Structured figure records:
++++
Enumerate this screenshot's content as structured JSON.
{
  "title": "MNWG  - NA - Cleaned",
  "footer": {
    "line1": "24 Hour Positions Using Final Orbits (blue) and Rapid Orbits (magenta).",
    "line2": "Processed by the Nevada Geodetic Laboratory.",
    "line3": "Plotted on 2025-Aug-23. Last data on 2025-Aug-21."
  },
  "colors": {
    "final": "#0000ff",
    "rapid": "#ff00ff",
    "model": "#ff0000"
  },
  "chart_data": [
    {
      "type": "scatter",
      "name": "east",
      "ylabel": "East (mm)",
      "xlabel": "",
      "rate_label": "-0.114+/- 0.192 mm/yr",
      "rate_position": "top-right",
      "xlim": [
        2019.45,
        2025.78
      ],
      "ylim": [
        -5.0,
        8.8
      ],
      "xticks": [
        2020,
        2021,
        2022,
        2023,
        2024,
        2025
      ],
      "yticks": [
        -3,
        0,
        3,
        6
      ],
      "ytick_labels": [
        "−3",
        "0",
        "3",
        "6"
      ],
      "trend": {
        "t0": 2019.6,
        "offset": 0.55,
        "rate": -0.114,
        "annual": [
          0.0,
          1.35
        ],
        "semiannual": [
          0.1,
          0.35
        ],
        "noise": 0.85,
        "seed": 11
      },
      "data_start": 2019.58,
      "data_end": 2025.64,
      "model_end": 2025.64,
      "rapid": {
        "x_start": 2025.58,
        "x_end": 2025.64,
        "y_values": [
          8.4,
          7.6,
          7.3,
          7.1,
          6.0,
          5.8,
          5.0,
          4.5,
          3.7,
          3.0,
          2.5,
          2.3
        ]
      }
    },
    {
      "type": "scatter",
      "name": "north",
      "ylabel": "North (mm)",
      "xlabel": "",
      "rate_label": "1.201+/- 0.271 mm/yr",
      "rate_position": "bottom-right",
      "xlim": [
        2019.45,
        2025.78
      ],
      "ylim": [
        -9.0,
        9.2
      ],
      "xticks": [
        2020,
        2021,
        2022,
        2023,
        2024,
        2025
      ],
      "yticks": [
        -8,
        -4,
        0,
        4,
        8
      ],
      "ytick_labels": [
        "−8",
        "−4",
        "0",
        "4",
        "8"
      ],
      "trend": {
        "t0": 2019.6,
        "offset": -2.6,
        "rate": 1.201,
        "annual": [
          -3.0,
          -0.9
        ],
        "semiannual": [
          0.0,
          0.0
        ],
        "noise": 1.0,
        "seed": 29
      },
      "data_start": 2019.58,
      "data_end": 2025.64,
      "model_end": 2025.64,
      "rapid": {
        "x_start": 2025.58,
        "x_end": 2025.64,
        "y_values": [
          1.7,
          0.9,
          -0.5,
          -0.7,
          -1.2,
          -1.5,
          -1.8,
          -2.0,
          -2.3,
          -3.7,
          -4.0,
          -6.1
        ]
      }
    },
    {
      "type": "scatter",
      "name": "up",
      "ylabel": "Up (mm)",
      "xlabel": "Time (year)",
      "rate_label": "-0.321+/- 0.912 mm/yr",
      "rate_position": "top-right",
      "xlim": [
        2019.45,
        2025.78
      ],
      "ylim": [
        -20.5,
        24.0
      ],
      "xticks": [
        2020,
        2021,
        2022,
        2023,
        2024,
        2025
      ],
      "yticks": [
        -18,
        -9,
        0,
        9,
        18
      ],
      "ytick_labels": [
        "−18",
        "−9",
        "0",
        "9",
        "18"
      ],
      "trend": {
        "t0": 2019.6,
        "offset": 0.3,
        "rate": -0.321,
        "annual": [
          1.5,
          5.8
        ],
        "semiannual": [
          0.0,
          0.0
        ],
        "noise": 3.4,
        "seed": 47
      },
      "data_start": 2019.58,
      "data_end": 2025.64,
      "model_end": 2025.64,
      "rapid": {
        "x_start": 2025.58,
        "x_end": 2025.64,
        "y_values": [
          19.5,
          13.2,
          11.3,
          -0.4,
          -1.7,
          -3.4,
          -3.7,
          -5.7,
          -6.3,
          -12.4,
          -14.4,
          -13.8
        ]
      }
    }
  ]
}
++++
• **Written instruction**
The entries above must be returned exactly.

• **Answer to this task**
Enumerate this screenshot's content as structured JSON.
{
  "title": "MNWG  - NA - Cleaned",
  "footer": {
    "line1": "24 Hour Positions Using Final Orbits (blue) and Rapid Orbits (magenta).",
    "line2": "Processed by the Nevada Geodetic Laboratory.",
    "line3": "Plotted on 2025-Aug-23. Last data on 2025-Aug-21."
  },
  "colors": {
    "final": "#0000ff",
    "rapid": "#ff00ff",
    "model": "#ff0000"
  },
  "chart_data": [
    {
      "type": "scatter",
      "name": "east",
      "ylabel": "East (mm)",
      "xlabel": "",
      "rate_label": "-0.114+/- 0.192 mm/yr",
      "rate_position": "top-right",
      "xlim": [
        2019.45,
        2025.78
      ],
      "ylim": [
        -5.0,
        8.8
      ],
      "xticks": [
        2020,
        2021,
        2022,
        2023,
        2024,
        2025
      ],
      "yticks": [
        -3,
        0,
        3,
        6
      ],
      "ytick_labels": [
        "−3",
        "0",
        "3",
        "6"
      ],
      "trend": {
        "t0": 2019.6,
        "offset": 0.55,
        "rate": -0.114,
        "annual": [
          0.0,
          1.35
        ],
        "semiannual": [
          0.1,
          0.35
        ],
        "noise": 0.85,
        "seed": 11
      },
      "data_start": 2019.58,
      "data_end": 2025.64,
      "model_end": 2025.64,
      "rapid": {
        "x_start": 2025.58,
        "x_end": 2025.64,
        "y_values": [
          8.4,
          7.6,
          7.3,
          7.1,
          6.0,
          5.8,
          5.0,
          4.5,
          3.7,
          3.0,
          2.5,
          2.3
        ]
      }
    },
    {
      "type": "scatter",
      "name": "north",
      "ylabel": "North (mm)",
      "xlabel": "",
      "rate_label": "1.201+/- 0.271 mm/yr",
      "rate_position": "bottom-right",
      "xlim": [
        2019.45,
        2025.78
      ],
      "ylim": [
        -9.0,
        9.2
      ],
      "xticks": [
        2020,
        2021,
        2022,
        2023,
        2024,
        2025
      ],
      "yticks": [
        -8,
        -4,
        0,
        4,
        8
      ],
      "ytick_labels": [
        "−8",
        "−4",
        "0",
        "4",
        "8"
      ],
      "trend": {
        "t0": 2019.6,
        "offset": -2.6,
        "rate": 1.201,
        "annual": [
          -3.0,
          -0.9
        ],
        "semiannual": [
          0.0,
          0.0
        ],
        "noise": 1.0,
        "seed": 29
      },
      "data_start": 2019.58,
      "data_end": 2025.64,
      "model_end": 2025.64,
      "rapid": {
        "x_start": 2025.58,
        "x_end": 2025.64,
        "y_values": [
          1.7,
          0.9,
          -0.5,
          -0.7,
          -1.2,
          -1.5,
          -1.8,
          -2.0,
          -2.3,
          -3.7,
          -4.0,
          -6.1
        ]
      }
    },
    {
      "type": "scatter",
      "name": "up",
      "ylabel": "Up (mm)",
      "xlabel": "Time (year)",
      "rate_label": "-0.321+/- 0.912 mm/yr",
      "rate_position": "top-right",
      "xlim": [
        2019.45,
        2025.78
      ],
      "ylim": [
        -20.5,
        24.0
      ],
      "xticks": [
        2020,
        2021,
        2022,
        2023,
        2024,
        2025
      ],
      "yticks": [
        -18,
        -9,
        0,
        9,
        18
      ],
      "ytick_labels": [
        "−18",
        "−9",
        "0",
        "9",
        "18"
      ],
      "trend": {
        "t0": 2019.6,
        "offset": 0.3,
        "rate": -0.321,
        "annual": [
          1.5,
          5.8
        ],
        "semiannual": [
          0.0,
          0.0
        ],
        "noise": 3.4,
        "seed": 47
      },
      "data_start": 2019.58,
      "data_end": 2025.64,
      "model_end": 2025.64,
      "rapid": {
        "x_start": 2025.58,
        "x_end": 2025.64,
        "y_values": [
          19.5,
          13.2,
          11.3,
          -0.4,
          -1.7,
          -3.4,
          -3.7,
          -5.7,
          -6.3,
          -12.4,
          -14.4,
          -13.8
        ]
      }
    }
  ]
}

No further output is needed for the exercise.